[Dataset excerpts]
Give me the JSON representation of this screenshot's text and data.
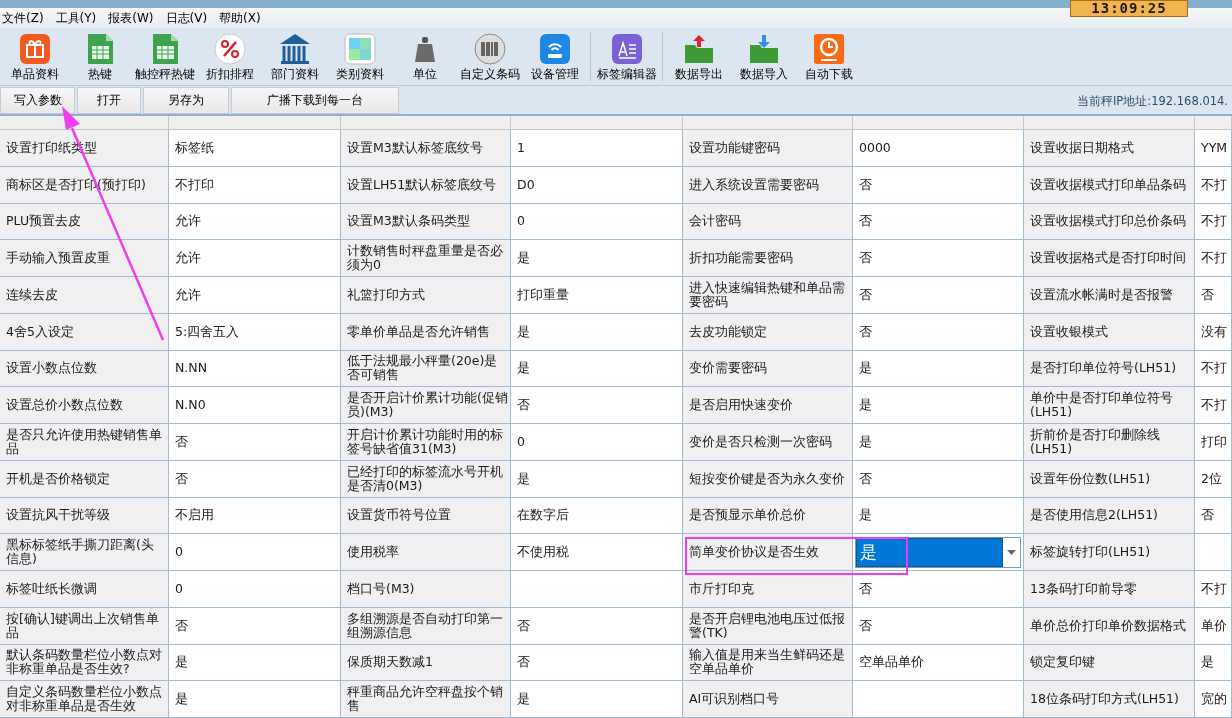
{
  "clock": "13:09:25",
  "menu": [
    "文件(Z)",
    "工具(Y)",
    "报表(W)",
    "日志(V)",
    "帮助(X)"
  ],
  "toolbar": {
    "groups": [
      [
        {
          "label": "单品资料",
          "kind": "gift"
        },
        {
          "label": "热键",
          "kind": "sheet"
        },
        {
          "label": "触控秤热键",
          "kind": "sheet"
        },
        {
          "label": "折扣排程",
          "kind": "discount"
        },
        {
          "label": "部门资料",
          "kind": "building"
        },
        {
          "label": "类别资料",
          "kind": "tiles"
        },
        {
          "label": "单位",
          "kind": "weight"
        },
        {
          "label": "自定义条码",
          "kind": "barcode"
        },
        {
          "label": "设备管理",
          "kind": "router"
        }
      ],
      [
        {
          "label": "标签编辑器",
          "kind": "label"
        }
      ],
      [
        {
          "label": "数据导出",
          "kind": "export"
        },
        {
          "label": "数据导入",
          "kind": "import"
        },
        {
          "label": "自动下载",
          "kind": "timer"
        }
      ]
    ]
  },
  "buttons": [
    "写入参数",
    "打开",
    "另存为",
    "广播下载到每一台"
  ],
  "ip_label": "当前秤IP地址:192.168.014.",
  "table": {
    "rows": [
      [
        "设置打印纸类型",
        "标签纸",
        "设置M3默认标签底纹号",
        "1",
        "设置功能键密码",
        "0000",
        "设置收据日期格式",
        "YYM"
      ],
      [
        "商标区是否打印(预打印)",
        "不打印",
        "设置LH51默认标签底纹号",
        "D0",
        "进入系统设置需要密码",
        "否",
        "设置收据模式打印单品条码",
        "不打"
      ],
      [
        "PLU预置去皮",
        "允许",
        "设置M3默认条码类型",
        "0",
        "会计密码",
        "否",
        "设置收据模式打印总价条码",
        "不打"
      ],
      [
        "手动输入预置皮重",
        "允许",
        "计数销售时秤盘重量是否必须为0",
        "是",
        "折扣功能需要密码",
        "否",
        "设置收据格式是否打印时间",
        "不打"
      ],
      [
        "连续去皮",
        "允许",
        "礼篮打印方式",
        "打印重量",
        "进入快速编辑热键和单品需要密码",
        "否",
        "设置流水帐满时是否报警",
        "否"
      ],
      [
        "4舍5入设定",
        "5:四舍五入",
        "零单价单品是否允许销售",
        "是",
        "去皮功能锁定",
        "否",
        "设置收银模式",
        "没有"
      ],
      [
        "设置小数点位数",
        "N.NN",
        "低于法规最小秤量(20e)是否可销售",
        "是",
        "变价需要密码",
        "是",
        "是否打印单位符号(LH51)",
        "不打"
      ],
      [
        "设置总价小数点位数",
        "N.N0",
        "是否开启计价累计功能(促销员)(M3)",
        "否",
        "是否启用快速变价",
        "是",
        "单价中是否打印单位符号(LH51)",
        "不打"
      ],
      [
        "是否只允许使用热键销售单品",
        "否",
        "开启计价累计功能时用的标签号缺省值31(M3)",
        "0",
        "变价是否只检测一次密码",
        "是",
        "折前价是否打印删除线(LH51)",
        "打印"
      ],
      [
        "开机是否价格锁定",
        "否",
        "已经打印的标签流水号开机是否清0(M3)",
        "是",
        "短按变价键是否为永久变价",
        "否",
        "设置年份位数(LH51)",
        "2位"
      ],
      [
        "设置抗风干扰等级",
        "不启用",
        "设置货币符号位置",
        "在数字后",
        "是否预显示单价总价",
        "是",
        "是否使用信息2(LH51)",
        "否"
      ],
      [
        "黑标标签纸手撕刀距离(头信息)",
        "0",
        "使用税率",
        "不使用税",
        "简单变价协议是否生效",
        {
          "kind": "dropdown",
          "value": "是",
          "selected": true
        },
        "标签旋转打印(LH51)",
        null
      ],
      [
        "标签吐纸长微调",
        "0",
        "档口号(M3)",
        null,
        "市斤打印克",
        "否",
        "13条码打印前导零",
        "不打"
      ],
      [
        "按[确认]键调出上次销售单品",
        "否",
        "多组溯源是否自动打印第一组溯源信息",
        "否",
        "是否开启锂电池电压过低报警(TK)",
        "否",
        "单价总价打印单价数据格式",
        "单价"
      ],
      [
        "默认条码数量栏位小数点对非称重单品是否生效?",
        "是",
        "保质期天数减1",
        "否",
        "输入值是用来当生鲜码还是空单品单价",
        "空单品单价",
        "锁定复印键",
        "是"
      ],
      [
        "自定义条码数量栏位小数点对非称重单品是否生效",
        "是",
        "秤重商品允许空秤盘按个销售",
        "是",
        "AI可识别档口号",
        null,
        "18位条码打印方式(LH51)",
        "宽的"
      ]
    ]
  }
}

...

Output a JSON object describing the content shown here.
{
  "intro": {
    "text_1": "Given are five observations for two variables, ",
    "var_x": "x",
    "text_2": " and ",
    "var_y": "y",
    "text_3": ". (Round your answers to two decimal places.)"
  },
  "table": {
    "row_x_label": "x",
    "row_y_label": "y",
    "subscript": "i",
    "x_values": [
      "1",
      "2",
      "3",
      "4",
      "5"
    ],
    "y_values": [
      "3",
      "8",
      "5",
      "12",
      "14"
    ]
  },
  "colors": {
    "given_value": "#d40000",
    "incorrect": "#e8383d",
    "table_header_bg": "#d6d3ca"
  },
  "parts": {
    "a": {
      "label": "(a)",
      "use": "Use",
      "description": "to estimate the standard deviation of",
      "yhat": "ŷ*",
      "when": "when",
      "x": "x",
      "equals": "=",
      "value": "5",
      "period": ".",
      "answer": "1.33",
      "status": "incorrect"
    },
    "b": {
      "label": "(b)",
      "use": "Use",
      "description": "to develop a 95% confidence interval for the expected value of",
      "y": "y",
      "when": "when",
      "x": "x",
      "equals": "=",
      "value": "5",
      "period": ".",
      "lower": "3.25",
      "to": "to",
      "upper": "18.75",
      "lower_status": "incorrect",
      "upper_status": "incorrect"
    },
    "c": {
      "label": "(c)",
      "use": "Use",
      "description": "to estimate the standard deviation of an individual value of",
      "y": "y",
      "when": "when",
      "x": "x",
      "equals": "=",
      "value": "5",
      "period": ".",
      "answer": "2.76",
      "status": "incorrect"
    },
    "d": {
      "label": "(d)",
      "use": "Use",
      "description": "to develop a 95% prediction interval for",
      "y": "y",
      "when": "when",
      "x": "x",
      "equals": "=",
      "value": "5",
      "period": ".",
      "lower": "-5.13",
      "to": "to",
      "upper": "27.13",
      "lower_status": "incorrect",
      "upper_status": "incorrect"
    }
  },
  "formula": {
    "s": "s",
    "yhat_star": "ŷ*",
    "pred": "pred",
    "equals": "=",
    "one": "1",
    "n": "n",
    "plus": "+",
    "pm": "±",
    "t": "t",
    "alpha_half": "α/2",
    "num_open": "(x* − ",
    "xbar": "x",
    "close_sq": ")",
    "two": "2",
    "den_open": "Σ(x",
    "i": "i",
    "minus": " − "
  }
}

---

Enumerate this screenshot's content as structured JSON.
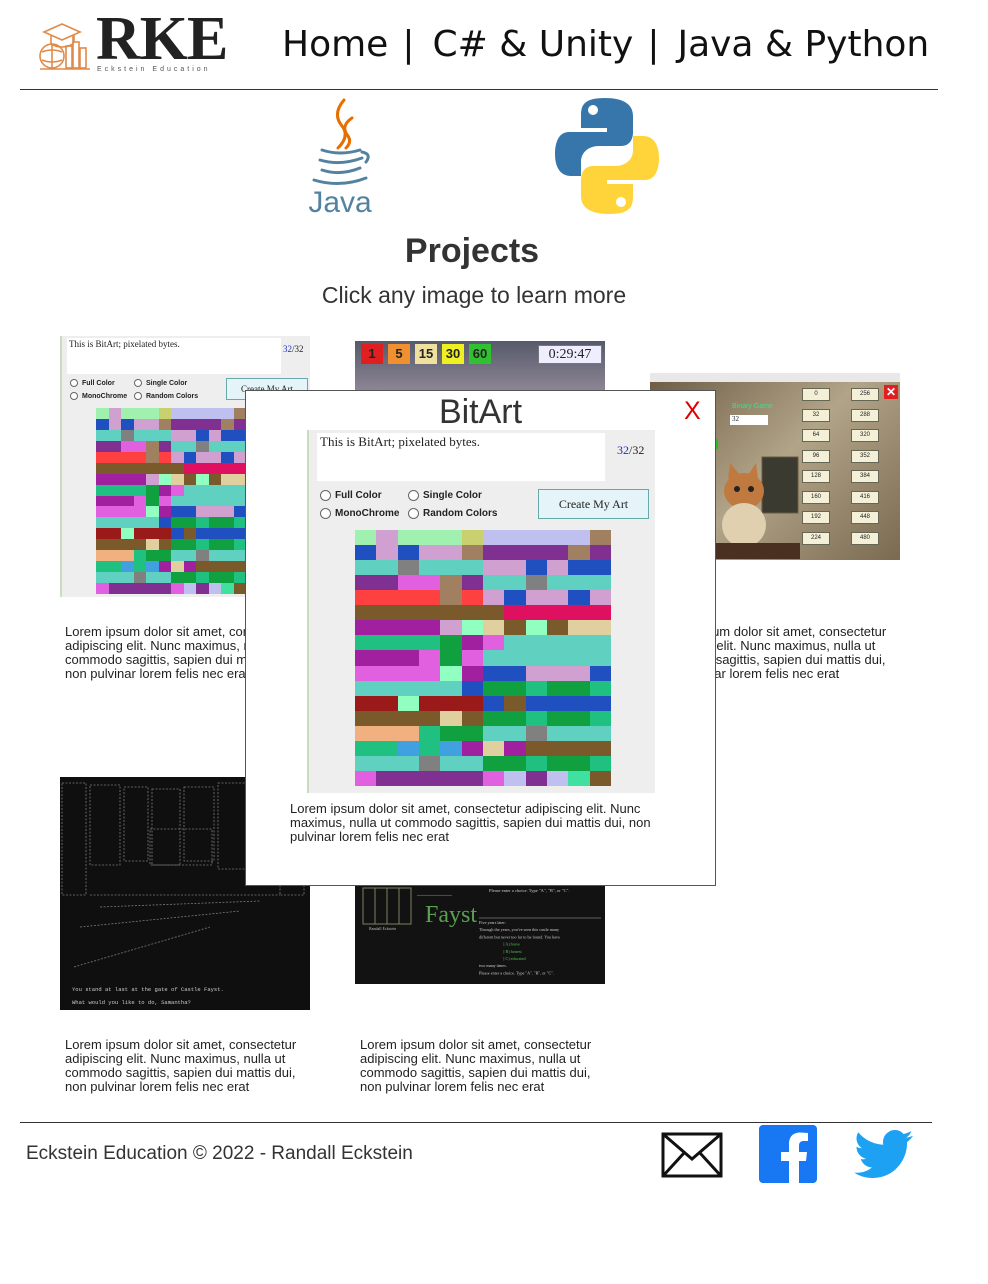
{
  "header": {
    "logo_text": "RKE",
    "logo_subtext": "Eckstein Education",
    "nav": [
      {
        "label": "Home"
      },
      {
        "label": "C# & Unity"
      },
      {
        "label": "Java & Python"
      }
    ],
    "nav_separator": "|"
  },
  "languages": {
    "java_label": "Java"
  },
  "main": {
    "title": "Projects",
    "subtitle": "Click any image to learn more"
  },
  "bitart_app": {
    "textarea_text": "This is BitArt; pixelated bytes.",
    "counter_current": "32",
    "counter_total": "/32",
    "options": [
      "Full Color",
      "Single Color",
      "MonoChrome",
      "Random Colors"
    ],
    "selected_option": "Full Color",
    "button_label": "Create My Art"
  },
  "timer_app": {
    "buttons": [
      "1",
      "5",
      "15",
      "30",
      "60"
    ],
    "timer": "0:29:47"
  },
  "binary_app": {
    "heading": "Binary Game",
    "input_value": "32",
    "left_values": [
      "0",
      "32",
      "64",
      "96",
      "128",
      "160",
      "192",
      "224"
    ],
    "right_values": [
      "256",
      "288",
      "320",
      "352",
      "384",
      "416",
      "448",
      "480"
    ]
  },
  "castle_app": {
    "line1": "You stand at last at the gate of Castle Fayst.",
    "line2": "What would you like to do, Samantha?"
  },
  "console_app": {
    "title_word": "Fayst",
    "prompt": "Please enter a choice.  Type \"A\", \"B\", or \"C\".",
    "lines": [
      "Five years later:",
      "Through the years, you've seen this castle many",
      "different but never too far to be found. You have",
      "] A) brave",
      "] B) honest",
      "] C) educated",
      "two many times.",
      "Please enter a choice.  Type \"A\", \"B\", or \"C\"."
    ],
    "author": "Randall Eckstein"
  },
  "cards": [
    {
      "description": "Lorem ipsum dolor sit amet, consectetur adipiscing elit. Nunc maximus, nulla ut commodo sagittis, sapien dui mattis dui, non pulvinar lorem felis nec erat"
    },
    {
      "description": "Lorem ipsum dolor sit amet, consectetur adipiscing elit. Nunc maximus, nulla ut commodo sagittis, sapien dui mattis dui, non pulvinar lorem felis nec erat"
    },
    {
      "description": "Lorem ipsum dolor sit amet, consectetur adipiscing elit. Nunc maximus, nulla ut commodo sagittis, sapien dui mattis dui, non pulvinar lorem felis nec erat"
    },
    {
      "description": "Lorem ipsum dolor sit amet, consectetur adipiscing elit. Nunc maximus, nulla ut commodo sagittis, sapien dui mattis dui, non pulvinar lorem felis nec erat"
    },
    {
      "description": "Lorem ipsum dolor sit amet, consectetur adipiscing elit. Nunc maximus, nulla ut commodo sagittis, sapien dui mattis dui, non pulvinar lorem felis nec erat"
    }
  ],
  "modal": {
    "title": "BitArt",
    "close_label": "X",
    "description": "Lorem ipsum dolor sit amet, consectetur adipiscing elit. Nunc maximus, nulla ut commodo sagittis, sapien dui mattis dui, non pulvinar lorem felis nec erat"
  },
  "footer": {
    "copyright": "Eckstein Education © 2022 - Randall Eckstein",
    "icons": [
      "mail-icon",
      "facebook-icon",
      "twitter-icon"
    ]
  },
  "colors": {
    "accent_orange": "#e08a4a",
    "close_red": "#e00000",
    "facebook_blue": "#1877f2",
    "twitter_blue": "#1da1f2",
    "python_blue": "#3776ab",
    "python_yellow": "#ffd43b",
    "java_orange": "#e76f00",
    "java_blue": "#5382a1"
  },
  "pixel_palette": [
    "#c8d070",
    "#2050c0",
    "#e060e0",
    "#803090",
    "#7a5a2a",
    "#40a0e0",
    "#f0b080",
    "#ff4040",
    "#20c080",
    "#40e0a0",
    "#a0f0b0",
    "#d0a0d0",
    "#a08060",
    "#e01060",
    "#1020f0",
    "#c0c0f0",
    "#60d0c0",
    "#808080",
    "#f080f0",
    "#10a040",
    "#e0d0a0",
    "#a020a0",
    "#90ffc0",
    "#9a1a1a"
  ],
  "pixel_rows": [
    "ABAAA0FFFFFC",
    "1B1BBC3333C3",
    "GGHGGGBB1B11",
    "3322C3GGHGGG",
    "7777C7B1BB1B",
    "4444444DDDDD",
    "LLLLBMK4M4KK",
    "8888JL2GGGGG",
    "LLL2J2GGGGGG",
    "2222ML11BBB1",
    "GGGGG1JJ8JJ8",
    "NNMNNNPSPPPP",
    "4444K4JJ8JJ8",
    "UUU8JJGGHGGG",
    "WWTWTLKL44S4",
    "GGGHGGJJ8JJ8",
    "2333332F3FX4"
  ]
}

Task to carry out | Report how many lines of the records above contain the word "Eckstein", and give only that number.

Result of this task | 3